• **TASK GOAL**
Count lines holding the word "letter". Only the number is wanted.

• **RECORDS SUPPLIED**

--- --- ---

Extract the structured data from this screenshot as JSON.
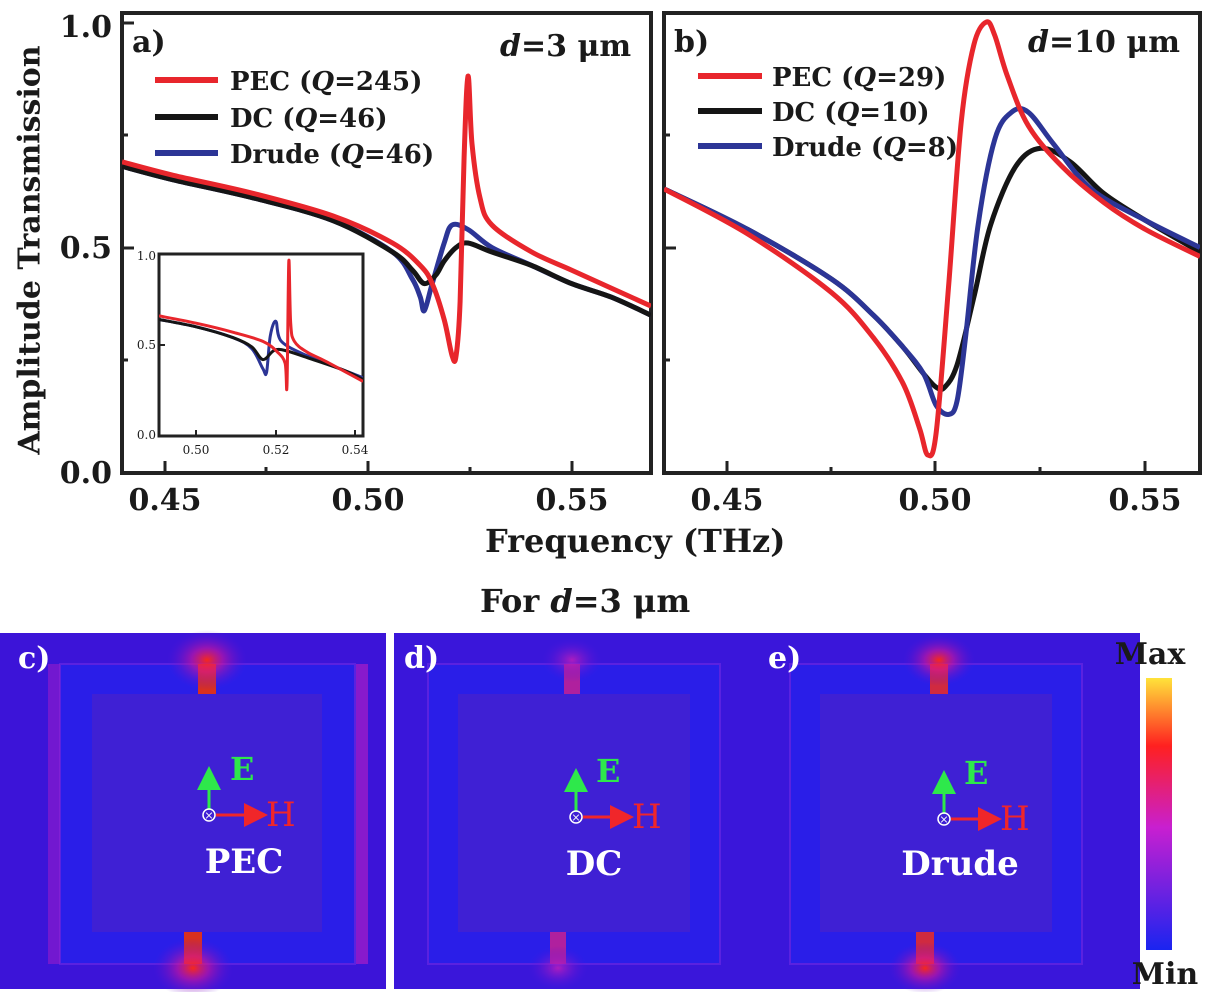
{
  "axis": {
    "ylabel": "Amplitude Transmission",
    "xlabel": "Frequency (THz)",
    "y_ticks": [
      "0.0",
      "0.5",
      "1.0"
    ],
    "x_ticks": [
      "0.45",
      "0.50",
      "0.55"
    ],
    "inset_y_ticks": [
      "0.0",
      "0.5",
      "1.0"
    ],
    "inset_x_ticks": [
      "0.50",
      "0.52",
      "0.54"
    ]
  },
  "colors": {
    "pec": "#e8262c",
    "dc": "#151515",
    "drude": "#2c3596"
  },
  "panel_a": {
    "letter": "a)",
    "d_prefix": "d",
    "d_value": "=3 μm",
    "legend": [
      {
        "base": "PEC (",
        "q": "Q",
        "rest": "=245)"
      },
      {
        "base": "DC (",
        "q": "Q",
        "rest": "=46)"
      },
      {
        "base": "Drude (",
        "q": "Q",
        "rest": "=46)"
      }
    ]
  },
  "panel_b": {
    "letter": "b)",
    "d_prefix": "d",
    "d_value": "=10 μm",
    "legend": [
      {
        "base": "PEC (",
        "q": "Q",
        "rest": "=29)"
      },
      {
        "base": "DC (",
        "q": "Q",
        "rest": "=10)"
      },
      {
        "base": "Drude (",
        "q": "Q",
        "rest": "=8)"
      }
    ]
  },
  "for_title": {
    "prefix": "For ",
    "d": "d",
    "rest": "=3 μm"
  },
  "fields": [
    {
      "letter": "c)",
      "material": "PEC"
    },
    {
      "letter": "d)",
      "material": "DC"
    },
    {
      "letter": "e)",
      "material": "Drude"
    }
  ],
  "field_labels": {
    "e": "E",
    "h": "H"
  },
  "colorbar": {
    "max": "Max",
    "min": "Min"
  },
  "chart_data": [
    {
      "type": "line",
      "panel": "a",
      "xlim": [
        0.437,
        0.57
      ],
      "ylim": [
        0.0,
        1.02
      ],
      "series": [
        {
          "name": "PEC (Q=245)",
          "x": [
            0.437,
            0.45,
            0.47,
            0.49,
            0.505,
            0.512,
            0.515,
            0.518,
            0.52,
            0.521,
            0.522,
            0.523,
            0.524,
            0.525,
            0.527,
            0.53,
            0.54,
            0.55,
            0.56,
            0.57
          ],
          "y": [
            0.69,
            0.66,
            0.62,
            0.57,
            0.51,
            0.46,
            0.42,
            0.34,
            0.26,
            0.26,
            0.38,
            0.7,
            0.88,
            0.73,
            0.61,
            0.55,
            0.49,
            0.45,
            0.41,
            0.37
          ]
        },
        {
          "name": "DC (Q=46)",
          "x": [
            0.437,
            0.45,
            0.47,
            0.49,
            0.505,
            0.51,
            0.513,
            0.516,
            0.518,
            0.521,
            0.524,
            0.53,
            0.54,
            0.55,
            0.56,
            0.57
          ],
          "y": [
            0.68,
            0.65,
            0.61,
            0.56,
            0.49,
            0.45,
            0.42,
            0.44,
            0.47,
            0.5,
            0.51,
            0.49,
            0.46,
            0.42,
            0.39,
            0.35
          ]
        },
        {
          "name": "Drude (Q=46)",
          "x": [
            0.437,
            0.45,
            0.47,
            0.49,
            0.505,
            0.51,
            0.512,
            0.513,
            0.515,
            0.518,
            0.52,
            0.524,
            0.53,
            0.54,
            0.55,
            0.56,
            0.57
          ],
          "y": [
            0.68,
            0.65,
            0.61,
            0.56,
            0.49,
            0.43,
            0.39,
            0.36,
            0.42,
            0.51,
            0.55,
            0.54,
            0.5,
            0.46,
            0.42,
            0.39,
            0.35
          ]
        }
      ]
    },
    {
      "type": "line",
      "panel": "a-inset",
      "xlim": [
        0.49,
        0.545
      ],
      "ylim": [
        0.0,
        1.0
      ],
      "series": [
        {
          "name": "PEC (Q=245)",
          "x": [
            0.49,
            0.5,
            0.51,
            0.518,
            0.522,
            0.524,
            0.5245,
            0.525,
            0.5255,
            0.5265,
            0.53,
            0.535,
            0.545
          ],
          "y": [
            0.66,
            0.62,
            0.57,
            0.52,
            0.46,
            0.4,
            0.28,
            0.96,
            0.62,
            0.52,
            0.46,
            0.41,
            0.3
          ]
        },
        {
          "name": "DC (Q=46)",
          "x": [
            0.49,
            0.5,
            0.51,
            0.515,
            0.518,
            0.521,
            0.524,
            0.53,
            0.54,
            0.545
          ],
          "y": [
            0.64,
            0.6,
            0.54,
            0.49,
            0.42,
            0.47,
            0.47,
            0.43,
            0.36,
            0.31
          ]
        },
        {
          "name": "Drude (Q=46)",
          "x": [
            0.49,
            0.5,
            0.51,
            0.515,
            0.518,
            0.519,
            0.52,
            0.5215,
            0.523,
            0.53,
            0.54,
            0.545
          ],
          "y": [
            0.64,
            0.6,
            0.54,
            0.48,
            0.37,
            0.35,
            0.55,
            0.63,
            0.52,
            0.44,
            0.36,
            0.32
          ]
        }
      ]
    },
    {
      "type": "line",
      "panel": "b",
      "xlim": [
        0.44,
        0.568
      ],
      "ylim": [
        0.0,
        1.02
      ],
      "series": [
        {
          "name": "PEC (Q=29)",
          "x": [
            0.44,
            0.46,
            0.48,
            0.49,
            0.497,
            0.501,
            0.503,
            0.505,
            0.508,
            0.511,
            0.514,
            0.517,
            0.519,
            0.522,
            0.527,
            0.535,
            0.545,
            0.555,
            0.568
          ],
          "y": [
            0.63,
            0.53,
            0.4,
            0.3,
            0.2,
            0.1,
            0.04,
            0.09,
            0.42,
            0.78,
            0.95,
            1.0,
            0.97,
            0.88,
            0.77,
            0.68,
            0.6,
            0.54,
            0.48
          ]
        },
        {
          "name": "DC (Q=10)",
          "x": [
            0.44,
            0.46,
            0.48,
            0.49,
            0.497,
            0.502,
            0.505,
            0.507,
            0.51,
            0.514,
            0.518,
            0.524,
            0.53,
            0.537,
            0.545,
            0.555,
            0.568
          ],
          "y": [
            0.63,
            0.54,
            0.43,
            0.35,
            0.28,
            0.22,
            0.19,
            0.19,
            0.24,
            0.39,
            0.55,
            0.68,
            0.72,
            0.69,
            0.62,
            0.56,
            0.49
          ]
        },
        {
          "name": "Drude (Q=8)",
          "x": [
            0.44,
            0.46,
            0.48,
            0.49,
            0.497,
            0.502,
            0.505,
            0.508,
            0.51,
            0.512,
            0.515,
            0.519,
            0.523,
            0.527,
            0.533,
            0.542,
            0.555,
            0.568
          ],
          "y": [
            0.63,
            0.54,
            0.43,
            0.35,
            0.28,
            0.22,
            0.15,
            0.13,
            0.16,
            0.3,
            0.55,
            0.74,
            0.8,
            0.8,
            0.73,
            0.63,
            0.56,
            0.5
          ]
        }
      ]
    }
  ]
}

--- --- ---

• **ANSWER BELOW**
5